#### [What to work on]
Copy the following data line for line, unchanged.

** Start of Listed records **

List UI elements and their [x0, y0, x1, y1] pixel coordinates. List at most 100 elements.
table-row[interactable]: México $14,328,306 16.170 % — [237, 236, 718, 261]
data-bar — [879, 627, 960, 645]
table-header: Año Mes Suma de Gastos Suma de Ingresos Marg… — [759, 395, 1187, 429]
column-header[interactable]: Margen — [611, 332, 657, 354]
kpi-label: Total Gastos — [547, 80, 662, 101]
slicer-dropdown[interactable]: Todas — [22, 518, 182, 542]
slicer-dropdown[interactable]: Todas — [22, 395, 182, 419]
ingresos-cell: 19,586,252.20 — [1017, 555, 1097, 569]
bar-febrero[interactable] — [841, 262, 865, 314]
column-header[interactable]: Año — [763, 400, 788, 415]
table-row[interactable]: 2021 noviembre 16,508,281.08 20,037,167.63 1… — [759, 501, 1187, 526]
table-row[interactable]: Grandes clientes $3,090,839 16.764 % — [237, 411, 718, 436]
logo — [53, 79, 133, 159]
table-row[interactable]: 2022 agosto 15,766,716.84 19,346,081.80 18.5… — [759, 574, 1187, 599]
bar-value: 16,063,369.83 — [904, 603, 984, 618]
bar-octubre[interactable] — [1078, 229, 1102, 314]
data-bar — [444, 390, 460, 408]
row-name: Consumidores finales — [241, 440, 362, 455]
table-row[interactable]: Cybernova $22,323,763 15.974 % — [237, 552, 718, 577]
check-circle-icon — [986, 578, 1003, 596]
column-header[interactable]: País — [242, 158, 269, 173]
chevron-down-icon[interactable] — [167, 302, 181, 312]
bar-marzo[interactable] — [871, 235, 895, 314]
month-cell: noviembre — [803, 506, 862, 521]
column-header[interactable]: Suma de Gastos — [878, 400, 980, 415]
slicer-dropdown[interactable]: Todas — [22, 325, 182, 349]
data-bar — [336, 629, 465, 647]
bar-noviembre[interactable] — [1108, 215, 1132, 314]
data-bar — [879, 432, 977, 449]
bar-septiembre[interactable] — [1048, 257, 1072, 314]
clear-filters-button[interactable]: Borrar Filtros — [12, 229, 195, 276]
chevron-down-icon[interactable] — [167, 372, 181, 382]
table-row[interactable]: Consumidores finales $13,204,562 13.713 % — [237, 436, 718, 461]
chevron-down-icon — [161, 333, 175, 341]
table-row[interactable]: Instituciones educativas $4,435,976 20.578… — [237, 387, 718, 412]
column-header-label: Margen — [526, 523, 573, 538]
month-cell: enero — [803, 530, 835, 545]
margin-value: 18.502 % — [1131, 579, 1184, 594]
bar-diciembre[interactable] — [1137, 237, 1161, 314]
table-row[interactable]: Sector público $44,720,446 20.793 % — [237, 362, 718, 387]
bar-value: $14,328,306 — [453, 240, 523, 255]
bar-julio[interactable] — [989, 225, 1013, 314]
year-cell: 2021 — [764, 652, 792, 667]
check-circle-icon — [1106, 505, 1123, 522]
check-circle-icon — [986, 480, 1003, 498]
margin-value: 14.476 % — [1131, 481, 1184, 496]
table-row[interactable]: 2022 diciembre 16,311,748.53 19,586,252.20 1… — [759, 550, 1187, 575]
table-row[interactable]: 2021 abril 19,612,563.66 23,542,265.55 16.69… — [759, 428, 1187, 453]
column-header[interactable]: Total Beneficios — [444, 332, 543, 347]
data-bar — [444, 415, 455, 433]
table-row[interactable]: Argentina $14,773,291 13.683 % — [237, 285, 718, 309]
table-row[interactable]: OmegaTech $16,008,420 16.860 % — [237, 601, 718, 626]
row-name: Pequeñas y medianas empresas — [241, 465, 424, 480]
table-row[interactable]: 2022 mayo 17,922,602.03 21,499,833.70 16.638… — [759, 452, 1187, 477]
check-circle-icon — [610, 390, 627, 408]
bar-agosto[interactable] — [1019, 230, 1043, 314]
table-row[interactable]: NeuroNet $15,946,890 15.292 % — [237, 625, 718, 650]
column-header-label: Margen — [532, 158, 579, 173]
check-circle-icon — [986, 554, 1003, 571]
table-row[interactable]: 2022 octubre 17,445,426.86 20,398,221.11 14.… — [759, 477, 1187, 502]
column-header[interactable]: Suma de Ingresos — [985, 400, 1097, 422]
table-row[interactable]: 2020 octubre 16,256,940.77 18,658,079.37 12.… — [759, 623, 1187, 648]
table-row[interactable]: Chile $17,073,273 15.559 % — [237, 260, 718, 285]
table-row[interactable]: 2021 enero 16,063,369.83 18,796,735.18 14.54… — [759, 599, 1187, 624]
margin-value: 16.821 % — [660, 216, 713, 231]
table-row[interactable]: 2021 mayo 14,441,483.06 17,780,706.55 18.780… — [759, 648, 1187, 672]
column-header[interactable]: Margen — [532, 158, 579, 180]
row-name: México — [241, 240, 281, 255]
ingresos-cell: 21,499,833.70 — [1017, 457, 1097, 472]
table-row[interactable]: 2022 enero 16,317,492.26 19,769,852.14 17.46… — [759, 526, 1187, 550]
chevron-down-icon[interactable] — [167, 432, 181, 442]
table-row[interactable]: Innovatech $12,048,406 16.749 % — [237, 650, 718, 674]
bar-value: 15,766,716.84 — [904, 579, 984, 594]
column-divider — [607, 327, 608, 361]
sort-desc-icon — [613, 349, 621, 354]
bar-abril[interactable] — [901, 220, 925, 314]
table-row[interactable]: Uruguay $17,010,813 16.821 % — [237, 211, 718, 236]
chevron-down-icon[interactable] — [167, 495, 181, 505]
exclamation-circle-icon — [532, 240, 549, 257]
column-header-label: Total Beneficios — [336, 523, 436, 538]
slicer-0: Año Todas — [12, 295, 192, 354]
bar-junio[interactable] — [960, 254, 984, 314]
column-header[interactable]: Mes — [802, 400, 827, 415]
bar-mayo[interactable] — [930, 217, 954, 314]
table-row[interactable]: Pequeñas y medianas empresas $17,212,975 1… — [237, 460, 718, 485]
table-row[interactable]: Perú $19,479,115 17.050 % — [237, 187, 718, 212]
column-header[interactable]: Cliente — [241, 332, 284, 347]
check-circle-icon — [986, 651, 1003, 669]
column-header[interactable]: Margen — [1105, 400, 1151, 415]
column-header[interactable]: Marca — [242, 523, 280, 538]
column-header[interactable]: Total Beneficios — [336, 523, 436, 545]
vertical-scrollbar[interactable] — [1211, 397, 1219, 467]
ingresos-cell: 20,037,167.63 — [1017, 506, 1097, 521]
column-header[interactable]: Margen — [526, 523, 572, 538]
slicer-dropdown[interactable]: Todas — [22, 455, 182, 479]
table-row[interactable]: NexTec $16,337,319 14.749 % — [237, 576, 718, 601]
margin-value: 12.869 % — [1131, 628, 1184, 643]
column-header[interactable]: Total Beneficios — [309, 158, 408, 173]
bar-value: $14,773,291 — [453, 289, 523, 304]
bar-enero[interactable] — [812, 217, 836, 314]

** End of Listed records **

#### [Result]
List UI elements and their [x0, y0, x1, y1] pixel coordinates. List at most 100 elements.
table-row[interactable]: México $14,328,306 16.170 % — [237, 236, 718, 261]
data-bar — [879, 627, 960, 645]
table-header: Año Mes Suma de Gastos Suma de Ingresos Marg… — [759, 395, 1187, 429]
column-header[interactable]: Margen — [611, 332, 657, 354]
kpi-label: Total Gastos — [547, 80, 662, 101]
slicer-dropdown[interactable]: Todas — [22, 518, 182, 542]
slicer-dropdown[interactable]: Todas — [22, 395, 182, 419]
ingresos-cell: 19,586,252.20 — [1017, 555, 1097, 569]
bar-febrero[interactable] — [841, 262, 865, 314]
column-header[interactable]: Año — [763, 400, 788, 415]
table-row[interactable]: 2021 noviembre 16,508,281.08 20,037,167.63 1… — [759, 501, 1187, 526]
table-row[interactable]: Grandes clientes $3,090,839 16.764 % — [237, 411, 718, 436]
logo — [53, 79, 133, 159]
table-row[interactable]: 2022 agosto 15,766,716.84 19,346,081.80 18.5… — [759, 574, 1187, 599]
bar-value: 16,063,369.83 — [904, 603, 984, 618]
bar-octubre[interactable] — [1078, 229, 1102, 314]
data-bar — [444, 390, 460, 408]
row-name: Consumidores finales — [241, 440, 362, 455]
table-row[interactable]: Cybernova $22,323,763 15.974 % — [237, 552, 718, 577]
check-circle-icon — [986, 578, 1003, 596]
column-header[interactable]: País — [242, 158, 269, 173]
chevron-down-icon[interactable] — [167, 302, 181, 312]
bar-marzo[interactable] — [871, 235, 895, 314]
month-cell: noviembre — [803, 506, 862, 521]
column-header[interactable]: Suma de Gastos — [878, 400, 980, 415]
slicer-dropdown[interactable]: Todas — [22, 325, 182, 349]
data-bar — [336, 629, 465, 647]
bar-noviembre[interactable] — [1108, 215, 1132, 314]
data-bar — [879, 432, 977, 449]
bar-septiembre[interactable] — [1048, 257, 1072, 314]
clear-filters-button[interactable]: Borrar Filtros — [12, 229, 195, 276]
chevron-down-icon[interactable] — [167, 372, 181, 382]
table-row[interactable]: Consumidores finales $13,204,562 13.713 % — [237, 436, 718, 461]
chevron-down-icon — [161, 333, 175, 341]
table-row[interactable]: Instituciones educativas $4,435,976 20.578… — [237, 387, 718, 412]
column-header-label: Margen — [526, 523, 573, 538]
month-cell: enero — [803, 530, 835, 545]
margin-value: 18.502 % — [1131, 579, 1184, 594]
bar-diciembre[interactable] — [1137, 237, 1161, 314]
table-row[interactable]: Sector público $44,720,446 20.793 % — [237, 362, 718, 387]
bar-value: $14,328,306 — [453, 240, 523, 255]
bar-julio[interactable] — [989, 225, 1013, 314]
year-cell: 2021 — [764, 652, 792, 667]
check-circle-icon — [1106, 505, 1123, 522]
check-circle-icon — [986, 480, 1003, 498]
margin-value: 14.476 % — [1131, 481, 1184, 496]
table-row[interactable]: 2022 diciembre 16,311,748.53 19,586,252.20 1… — [759, 550, 1187, 575]
table-row[interactable]: 2021 abril 19,612,563.66 23,542,265.55 16.69… — [759, 428, 1187, 453]
column-header[interactable]: Total Beneficios — [444, 332, 543, 347]
data-bar — [444, 415, 455, 433]
table-row[interactable]: Argentina $14,773,291 13.683 % — [237, 285, 718, 309]
table-row[interactable]: OmegaTech $16,008,420 16.860 % — [237, 601, 718, 626]
row-name: Pequeñas y medianas empresas — [241, 465, 424, 480]
table-row[interactable]: 2022 mayo 17,922,602.03 21,499,833.70 16.638… — [759, 452, 1187, 477]
check-circle-icon — [610, 390, 627, 408]
bar-agosto[interactable] — [1019, 230, 1043, 314]
table-row[interactable]: NeuroNet $15,946,890 15.292 % — [237, 625, 718, 650]
column-header-label: Margen — [532, 158, 579, 173]
check-circle-icon — [986, 554, 1003, 571]
table-row[interactable]: 2022 octubre 17,445,426.86 20,398,221.11 14.… — [759, 477, 1187, 502]
column-header[interactable]: Suma de Ingresos — [985, 400, 1097, 422]
table-row[interactable]: 2020 octubre 16,256,940.77 18,658,079.37 12.… — [759, 623, 1187, 648]
table-row[interactable]: Chile $17,073,273 15.559 % — [237, 260, 718, 285]
table-row[interactable]: 2021 enero 16,063,369.83 18,796,735.18 14.54… — [759, 599, 1187, 624]
margin-value: 16.821 % — [660, 216, 713, 231]
table-row[interactable]: 2021 mayo 14,441,483.06 17,780,706.55 18.780… — [759, 648, 1187, 672]
column-header[interactable]: Margen — [532, 158, 579, 180]
row-name: México — [241, 240, 281, 255]
ingresos-cell: 21,499,833.70 — [1017, 457, 1097, 472]
table-row[interactable]: 2022 enero 16,317,492.26 19,769,852.14 17.46… — [759, 526, 1187, 550]
chevron-down-icon[interactable] — [167, 432, 181, 442]
table-row[interactable]: Innovatech $12,048,406 16.749 % — [237, 650, 718, 674]
bar-value: 15,766,716.84 — [904, 579, 984, 594]
column-divider — [607, 327, 608, 361]
sort-desc-icon — [613, 349, 621, 354]
bar-abril[interactable] — [901, 220, 925, 314]
table-row[interactable]: Uruguay $17,010,813 16.821 % — [237, 211, 718, 236]
chevron-down-icon[interactable] — [167, 495, 181, 505]
exclamation-circle-icon — [532, 240, 549, 257]
column-header-label: Total Beneficios — [336, 523, 436, 538]
slicer-0: Año Todas — [12, 295, 192, 354]
bar-junio[interactable] — [960, 254, 984, 314]
column-header[interactable]: Mes — [802, 400, 827, 415]
bar-mayo[interactable] — [930, 217, 954, 314]
table-row[interactable]: Pequeñas y medianas empresas $17,212,975 1… — [237, 460, 718, 485]
table-row[interactable]: Perú $19,479,115 17.050 % — [237, 187, 718, 212]
column-header[interactable]: Cliente — [241, 332, 284, 347]
check-circle-icon — [986, 651, 1003, 669]
column-header[interactable]: Margen — [1105, 400, 1151, 415]
column-header[interactable]: Marca — [242, 523, 280, 538]
column-header[interactable]: Total Beneficios — [336, 523, 436, 545]
vertical-scrollbar[interactable] — [1211, 397, 1219, 467]
ingresos-cell: 20,037,167.63 — [1017, 506, 1097, 521]
column-header[interactable]: Margen — [526, 523, 572, 538]
slicer-dropdown[interactable]: Todas — [22, 455, 182, 479]
table-row[interactable]: NexTec $16,337,319 14.749 % — [237, 576, 718, 601]
margin-value: 12.869 % — [1131, 628, 1184, 643]
column-header[interactable]: Total Beneficios — [309, 158, 408, 173]
bar-value: $14,773,291 — [453, 289, 523, 304]
bar-enero[interactable] — [812, 217, 836, 314]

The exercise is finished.